Quote the data below in full, please, without altering anything.

=======

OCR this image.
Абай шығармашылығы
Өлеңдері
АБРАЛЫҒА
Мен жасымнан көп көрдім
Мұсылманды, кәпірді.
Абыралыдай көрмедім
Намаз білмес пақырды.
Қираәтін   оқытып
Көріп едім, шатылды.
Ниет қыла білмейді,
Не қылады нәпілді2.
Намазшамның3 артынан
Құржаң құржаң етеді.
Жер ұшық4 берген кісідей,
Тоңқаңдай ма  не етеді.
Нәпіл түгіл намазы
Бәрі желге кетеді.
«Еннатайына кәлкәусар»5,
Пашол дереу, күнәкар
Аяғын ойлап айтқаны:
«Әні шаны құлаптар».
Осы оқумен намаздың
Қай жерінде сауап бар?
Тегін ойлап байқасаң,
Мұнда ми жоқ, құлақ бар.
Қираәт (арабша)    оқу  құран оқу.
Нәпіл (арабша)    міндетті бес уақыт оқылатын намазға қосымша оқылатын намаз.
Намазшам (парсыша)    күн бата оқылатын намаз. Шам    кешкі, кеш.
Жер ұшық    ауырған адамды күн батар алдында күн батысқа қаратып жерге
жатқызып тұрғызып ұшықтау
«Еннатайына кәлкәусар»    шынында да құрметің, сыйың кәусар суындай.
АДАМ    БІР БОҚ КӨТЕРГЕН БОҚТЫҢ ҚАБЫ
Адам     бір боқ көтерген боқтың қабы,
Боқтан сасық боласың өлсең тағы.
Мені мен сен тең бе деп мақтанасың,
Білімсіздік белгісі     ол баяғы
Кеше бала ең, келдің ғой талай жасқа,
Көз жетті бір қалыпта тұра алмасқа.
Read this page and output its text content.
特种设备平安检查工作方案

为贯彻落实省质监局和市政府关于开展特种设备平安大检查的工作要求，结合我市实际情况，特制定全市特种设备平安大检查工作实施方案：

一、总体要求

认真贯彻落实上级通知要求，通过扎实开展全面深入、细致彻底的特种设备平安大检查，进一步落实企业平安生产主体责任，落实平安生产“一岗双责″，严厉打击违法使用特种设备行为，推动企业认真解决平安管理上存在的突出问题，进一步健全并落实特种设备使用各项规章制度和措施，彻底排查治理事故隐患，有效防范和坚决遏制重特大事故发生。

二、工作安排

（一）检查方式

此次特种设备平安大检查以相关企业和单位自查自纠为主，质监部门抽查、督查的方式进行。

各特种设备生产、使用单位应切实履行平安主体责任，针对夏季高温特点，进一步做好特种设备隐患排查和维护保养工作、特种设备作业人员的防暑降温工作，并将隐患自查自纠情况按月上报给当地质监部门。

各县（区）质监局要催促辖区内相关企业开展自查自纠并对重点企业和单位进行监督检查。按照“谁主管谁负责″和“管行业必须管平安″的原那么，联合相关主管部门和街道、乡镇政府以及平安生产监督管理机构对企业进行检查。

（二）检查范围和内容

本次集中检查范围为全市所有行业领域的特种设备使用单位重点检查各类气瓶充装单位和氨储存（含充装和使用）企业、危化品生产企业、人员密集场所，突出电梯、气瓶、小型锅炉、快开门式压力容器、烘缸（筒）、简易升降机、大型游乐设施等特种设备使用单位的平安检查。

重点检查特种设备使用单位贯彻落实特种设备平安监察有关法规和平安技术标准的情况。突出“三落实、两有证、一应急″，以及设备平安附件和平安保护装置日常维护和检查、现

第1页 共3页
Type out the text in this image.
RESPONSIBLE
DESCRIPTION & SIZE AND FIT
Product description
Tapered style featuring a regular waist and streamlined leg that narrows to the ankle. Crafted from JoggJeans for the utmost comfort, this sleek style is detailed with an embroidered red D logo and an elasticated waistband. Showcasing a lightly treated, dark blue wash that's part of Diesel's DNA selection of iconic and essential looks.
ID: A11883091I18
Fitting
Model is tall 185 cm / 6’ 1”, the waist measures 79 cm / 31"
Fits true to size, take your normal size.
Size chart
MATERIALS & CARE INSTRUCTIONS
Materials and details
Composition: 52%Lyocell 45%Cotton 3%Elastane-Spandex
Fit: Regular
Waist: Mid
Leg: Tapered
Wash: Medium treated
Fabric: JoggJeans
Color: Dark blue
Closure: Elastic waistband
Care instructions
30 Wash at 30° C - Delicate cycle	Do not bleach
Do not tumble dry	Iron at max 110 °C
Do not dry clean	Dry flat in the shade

=======

• [EXERCISE RESULT]:
OCR this image.
Абай шығармашылығы
Өлеңдері
АБРАЛЫҒА
Мен жасымнан көп көрдім
Мұсылманды, кәпірді.
Абыралыдай көрмедім
Намаз білмес пақырды.
Қираәтін   оқытып
Көріп едім, шатылды.
Ниет қыла білмейді,
Не қылады нәпілді2.
Намазшамның3 артынан
Құржаң құржаң етеді.
Жер ұшық4 берген кісідей,
Тоңқаңдай ма  не етеді.
Нәпіл түгіл намазы
Бәрі желге кетеді.
«Еннатайына кәлкәусар»5,
Пашол дереу, күнәкар
Аяғын ойлап айтқаны:
«Әні шаны құлаптар».
Осы оқумен намаздың
Қай жерінде сауап бар?
Тегін ойлап байқасаң,
Мұнда ми жоқ, құлақ бар.
Қираәт (арабша)    оқу  құран оқу.
Нәпіл (арабша)    міндетті бес уақыт оқылатын намазға қосымша оқылатын намаз.
Намазшам (парсыша)    күн бата оқылатын намаз. Шам    кешкі, кеш.
Жер ұшық    ауырған адамды күн батар алдында күн батысқа қаратып жерге
жатқызып тұрғызып ұшықтау
«Еннатайына кәлкәусар»    шынында да құрметің, сыйың кәусар суындай.
АДАМ    БІР БОҚ КӨТЕРГЕН БОҚТЫҢ ҚАБЫ
Адам     бір боқ көтерген боқтың қабы,
Боқтан сасық боласың өлсең тағы.
Мені мен сен тең бе деп мақтанасың,
Білімсіздік белгісі     ол баяғы
Кеше бала ең, келдің ғой талай жасқа,
Көз жетті бір қалыпта тұра алмасқа.
Read this page and output its text content.
特种设备平安检查工作方案

为贯彻落实省质监局和市政府关于开展特种设备平安大检查的工作要求，结合我市实际情况，特制定全市特种设备平安大检查工作实施方案：

一、总体要求

认真贯彻落实上级通知要求，通过扎实开展全面深入、细致彻底的特种设备平安大检查，进一步落实企业平安生产主体责任，落实平安生产“一岗双责″，严厉打击违法使用特种设备行为，推动企业认真解决平安管理上存在的突出问题，进一步健全并落实特种设备使用各项规章制度和措施，彻底排查治理事故隐患，有效防范和坚决遏制重特大事故发生。

二、工作安排

（一）检查方式

此次特种设备平安大检查以相关企业和单位自查自纠为主，质监部门抽查、督查的方式进行。

各特种设备生产、使用单位应切实履行平安主体责任，针对夏季高温特点，进一步做好特种设备隐患排查和维护保养工作、特种设备作业人员的防暑降温工作，并将隐患自查自纠情况按月上报给当地质监部门。

各县（区）质监局要催促辖区内相关企业开展自查自纠并对重点企业和单位进行监督检查。按照“谁主管谁负责″和“管行业必须管平安″的原那么，联合相关主管部门和街道、乡镇政府以及平安生产监督管理机构对企业进行检查。

（二）检查范围和内容

本次集中检查范围为全市所有行业领域的特种设备使用单位重点检查各类气瓶充装单位和氨储存（含充装和使用）企业、危化品生产企业、人员密集场所，突出电梯、气瓶、小型锅炉、快开门式压力容器、烘缸（筒）、简易升降机、大型游乐设施等特种设备使用单位的平安检查。

重点检查特种设备使用单位贯彻落实特种设备平安监察有关法规和平安技术标准的情况。突出“三落实、两有证、一应急″，以及设备平安附件和平安保护装置日常维护和检查、现

第1页 共3页
Type out the text in this image.
RESPONSIBLE
DESCRIPTION & SIZE AND FIT
Product description
Tapered style featuring a regular waist and streamlined leg that narrows to the ankle. Crafted from JoggJeans for the utmost comfort, this sleek style is detailed with an embroidered red D logo and an elasticated waistband. Showcasing a lightly treated, dark blue wash that's part of Diesel's DNA selection of iconic and essential looks.
ID: A11883091I18
Fitting
Model is tall 185 cm / 6’ 1”, the waist measures 79 cm / 31"
Fits true to size, take your normal size.
Size chart
MATERIALS & CARE INSTRUCTIONS
Materials and details
Composition: 52%Lyocell 45%Cotton 3%Elastane-Spandex
Fit: Regular
Waist: Mid
Leg: Tapered
Wash: Medium treated
Fabric: JoggJeans
Color: Dark blue
Closure: Elastic waistband
Care instructions
30 Wash at 30° C - Delicate cycle	Do not bleach
Do not tumble dry	Iron at max 110 °C
Do not dry clean	Dry flat in the shade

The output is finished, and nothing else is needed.